Your instructions:
Copy down all of the data underneath, exactly as shown.

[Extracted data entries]
● ● ● ●
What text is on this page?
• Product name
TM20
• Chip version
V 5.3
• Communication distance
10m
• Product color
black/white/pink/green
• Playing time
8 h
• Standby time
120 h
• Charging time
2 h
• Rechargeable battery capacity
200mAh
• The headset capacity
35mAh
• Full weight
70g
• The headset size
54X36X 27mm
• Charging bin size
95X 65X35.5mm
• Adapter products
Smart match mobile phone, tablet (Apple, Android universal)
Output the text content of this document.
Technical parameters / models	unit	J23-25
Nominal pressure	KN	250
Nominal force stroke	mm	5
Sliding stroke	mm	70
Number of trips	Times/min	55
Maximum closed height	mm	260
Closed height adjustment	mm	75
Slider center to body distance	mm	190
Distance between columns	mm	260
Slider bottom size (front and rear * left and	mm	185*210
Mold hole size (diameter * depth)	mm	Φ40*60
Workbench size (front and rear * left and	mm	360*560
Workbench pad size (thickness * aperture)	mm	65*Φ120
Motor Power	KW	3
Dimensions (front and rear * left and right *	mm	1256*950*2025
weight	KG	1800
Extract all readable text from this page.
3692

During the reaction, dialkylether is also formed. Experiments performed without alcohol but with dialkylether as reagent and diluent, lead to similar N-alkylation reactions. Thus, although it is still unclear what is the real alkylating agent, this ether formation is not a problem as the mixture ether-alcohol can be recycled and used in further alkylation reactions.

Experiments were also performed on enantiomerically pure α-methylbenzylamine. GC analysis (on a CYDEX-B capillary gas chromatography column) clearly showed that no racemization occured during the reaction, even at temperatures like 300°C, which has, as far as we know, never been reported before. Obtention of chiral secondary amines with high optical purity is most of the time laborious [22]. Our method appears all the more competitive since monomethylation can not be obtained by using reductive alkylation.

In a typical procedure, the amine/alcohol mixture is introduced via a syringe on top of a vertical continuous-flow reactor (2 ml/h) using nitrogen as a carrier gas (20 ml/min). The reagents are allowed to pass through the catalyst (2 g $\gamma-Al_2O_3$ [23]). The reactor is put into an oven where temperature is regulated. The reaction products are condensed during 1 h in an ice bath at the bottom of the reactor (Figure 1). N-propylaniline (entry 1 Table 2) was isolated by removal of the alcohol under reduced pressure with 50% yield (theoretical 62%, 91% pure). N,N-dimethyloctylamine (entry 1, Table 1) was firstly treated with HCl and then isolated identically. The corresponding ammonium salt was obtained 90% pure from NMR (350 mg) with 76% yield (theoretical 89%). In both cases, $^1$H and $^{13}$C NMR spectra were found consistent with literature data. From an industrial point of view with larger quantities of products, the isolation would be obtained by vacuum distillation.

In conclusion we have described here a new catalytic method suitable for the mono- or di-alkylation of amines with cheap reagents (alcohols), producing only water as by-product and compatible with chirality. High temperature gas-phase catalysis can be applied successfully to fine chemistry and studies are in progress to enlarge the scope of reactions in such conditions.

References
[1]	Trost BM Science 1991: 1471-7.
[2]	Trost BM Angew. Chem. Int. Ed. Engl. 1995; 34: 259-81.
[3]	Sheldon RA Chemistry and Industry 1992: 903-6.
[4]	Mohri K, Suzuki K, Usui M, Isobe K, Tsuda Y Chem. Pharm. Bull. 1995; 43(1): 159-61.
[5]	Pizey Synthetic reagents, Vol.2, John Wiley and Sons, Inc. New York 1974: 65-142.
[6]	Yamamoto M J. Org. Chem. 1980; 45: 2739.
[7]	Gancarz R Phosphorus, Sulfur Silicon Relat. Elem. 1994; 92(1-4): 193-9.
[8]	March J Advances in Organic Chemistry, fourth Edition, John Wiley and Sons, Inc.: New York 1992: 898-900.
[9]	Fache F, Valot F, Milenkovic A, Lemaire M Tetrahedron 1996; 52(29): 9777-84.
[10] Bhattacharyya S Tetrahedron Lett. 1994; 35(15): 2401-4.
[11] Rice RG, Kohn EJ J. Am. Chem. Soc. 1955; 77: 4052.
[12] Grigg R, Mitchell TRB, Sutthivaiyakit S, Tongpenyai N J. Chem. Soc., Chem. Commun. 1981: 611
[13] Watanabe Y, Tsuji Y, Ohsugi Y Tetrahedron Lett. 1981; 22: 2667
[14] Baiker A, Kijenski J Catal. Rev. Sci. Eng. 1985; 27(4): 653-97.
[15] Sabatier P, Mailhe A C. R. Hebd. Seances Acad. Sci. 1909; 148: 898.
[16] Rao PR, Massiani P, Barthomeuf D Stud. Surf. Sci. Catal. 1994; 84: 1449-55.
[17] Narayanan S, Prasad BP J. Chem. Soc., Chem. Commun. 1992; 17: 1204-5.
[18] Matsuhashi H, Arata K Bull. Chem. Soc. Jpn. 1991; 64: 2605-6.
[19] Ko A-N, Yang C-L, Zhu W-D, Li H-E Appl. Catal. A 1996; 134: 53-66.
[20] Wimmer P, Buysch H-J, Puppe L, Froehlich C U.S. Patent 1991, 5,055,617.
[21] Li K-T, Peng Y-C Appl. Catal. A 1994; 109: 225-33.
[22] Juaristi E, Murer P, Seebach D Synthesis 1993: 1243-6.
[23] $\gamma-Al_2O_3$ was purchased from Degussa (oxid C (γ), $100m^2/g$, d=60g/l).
● ● ● ●
The solution:
What text is on this page?
• Product name
TM20
• Chip version
V 5.3
• Communication distance
10m
• Product color
black/white/pink/green
• Playing time
8 h
• Standby time
120 h
• Charging time
2 h
• Rechargeable battery capacity
200mAh
• The headset capacity
35mAh
• Full weight
70g
• The headset size
54X36X 27mm
• Charging bin size
95X 65X35.5mm
• Adapter products
Smart match mobile phone, tablet (Apple, Android universal)
Output the text content of this document.
Technical parameters / models	unit	J23-25
Nominal pressure	KN	250
Nominal force stroke	mm	5
Sliding stroke	mm	70
Number of trips	Times/min	55
Maximum closed height	mm	260
Closed height adjustment	mm	75
Slider center to body distance	mm	190
Distance between columns	mm	260
Slider bottom size (front and rear * left and	mm	185*210
Mold hole size (diameter * depth)	mm	Φ40*60
Workbench size (front and rear * left and	mm	360*560
Workbench pad size (thickness * aperture)	mm	65*Φ120
Motor Power	KW	3
Dimensions (front and rear * left and right *	mm	1256*950*2025
weight	KG	1800
Extract all readable text from this page.
3692

During the reaction, dialkylether is also formed. Experiments performed without alcohol but with dialkylether as reagent and diluent, lead to similar N-alkylation reactions. Thus, although it is still unclear what is the real alkylating agent, this ether formation is not a problem as the mixture ether-alcohol can be recycled and used in further alkylation reactions.

Experiments were also performed on enantiomerically pure α-methylbenzylamine. GC analysis (on a CYDEX-B capillary gas chromatography column) clearly showed that no racemization occured during the reaction, even at temperatures like 300°C, which has, as far as we know, never been reported before. Obtention of chiral secondary amines with high optical purity is most of the time laborious [22]. Our method appears all the more competitive since monomethylation can not be obtained by using reductive alkylation.

In a typical procedure, the amine/alcohol mixture is introduced via a syringe on top of a vertical continuous-flow reactor (2 ml/h) using nitrogen as a carrier gas (20 ml/min). The reagents are allowed to pass through the catalyst (2 g $\gamma-Al_2O_3$ [23]). The reactor is put into an oven where temperature is regulated. The reaction products are condensed during 1 h in an ice bath at the bottom of the reactor (Figure 1). N-propylaniline (entry 1 Table 2) was isolated by removal of the alcohol under reduced pressure with 50% yield (theoretical 62%, 91% pure). N,N-dimethyloctylamine (entry 1, Table 1) was firstly treated with HCl and then isolated identically. The corresponding ammonium salt was obtained 90% pure from NMR (350 mg) with 76% yield (theoretical 89%). In both cases, $^1$H and $^{13}$C NMR spectra were found consistent with literature data. From an industrial point of view with larger quantities of products, the isolation would be obtained by vacuum distillation.

In conclusion we have described here a new catalytic method suitable for the mono- or di-alkylation of amines with cheap reagents (alcohols), producing only water as by-product and compatible with chirality. High temperature gas-phase catalysis can be applied successfully to fine chemistry and studies are in progress to enlarge the scope of reactions in such conditions.

References
[1]	Trost BM Science 1991: 1471-7.
[2]	Trost BM Angew. Chem. Int. Ed. Engl. 1995; 34: 259-81.
[3]	Sheldon RA Chemistry and Industry 1992: 903-6.
[4]	Mohri K, Suzuki K, Usui M, Isobe K, Tsuda Y Chem. Pharm. Bull. 1995; 43(1): 159-61.
[5]	Pizey Synthetic reagents, Vol.2, John Wiley and Sons, Inc. New York 1974: 65-142.
[6]	Yamamoto M J. Org. Chem. 1980; 45: 2739.
[7]	Gancarz R Phosphorus, Sulfur Silicon Relat. Elem. 1994; 92(1-4): 193-9.
[8]	March J Advances in Organic Chemistry, fourth Edition, John Wiley and Sons, Inc.: New York 1992: 898-900.
[9]	Fache F, Valot F, Milenkovic A, Lemaire M Tetrahedron 1996; 52(29): 9777-84.
[10] Bhattacharyya S Tetrahedron Lett. 1994; 35(15): 2401-4.
[11] Rice RG, Kohn EJ J. Am. Chem. Soc. 1955; 77: 4052.
[12] Grigg R, Mitchell TRB, Sutthivaiyakit S, Tongpenyai N J. Chem. Soc., Chem. Commun. 1981: 611
[13] Watanabe Y, Tsuji Y, Ohsugi Y Tetrahedron Lett. 1981; 22: 2667
[14] Baiker A, Kijenski J Catal. Rev. Sci. Eng. 1985; 27(4): 653-97.
[15] Sabatier P, Mailhe A C. R. Hebd. Seances Acad. Sci. 1909; 148: 898.
[16] Rao PR, Massiani P, Barthomeuf D Stud. Surf. Sci. Catal. 1994; 84: 1449-55.
[17] Narayanan S, Prasad BP J. Chem. Soc., Chem. Commun. 1992; 17: 1204-5.
[18] Matsuhashi H, Arata K Bull. Chem. Soc. Jpn. 1991; 64: 2605-6.
[19] Ko A-N, Yang C-L, Zhu W-D, Li H-E Appl. Catal. A 1996; 134: 53-66.
[20] Wimmer P, Buysch H-J, Puppe L, Froehlich C U.S. Patent 1991, 5,055,617.
[21] Li K-T, Peng Y-C Appl. Catal. A 1994; 109: 225-33.
[22] Juaristi E, Murer P, Seebach D Synthesis 1993: 1243-6.
[23] $\gamma-Al_2O_3$ was purchased from Degussa (oxid C (γ), $100m^2/g$, d=60g/l).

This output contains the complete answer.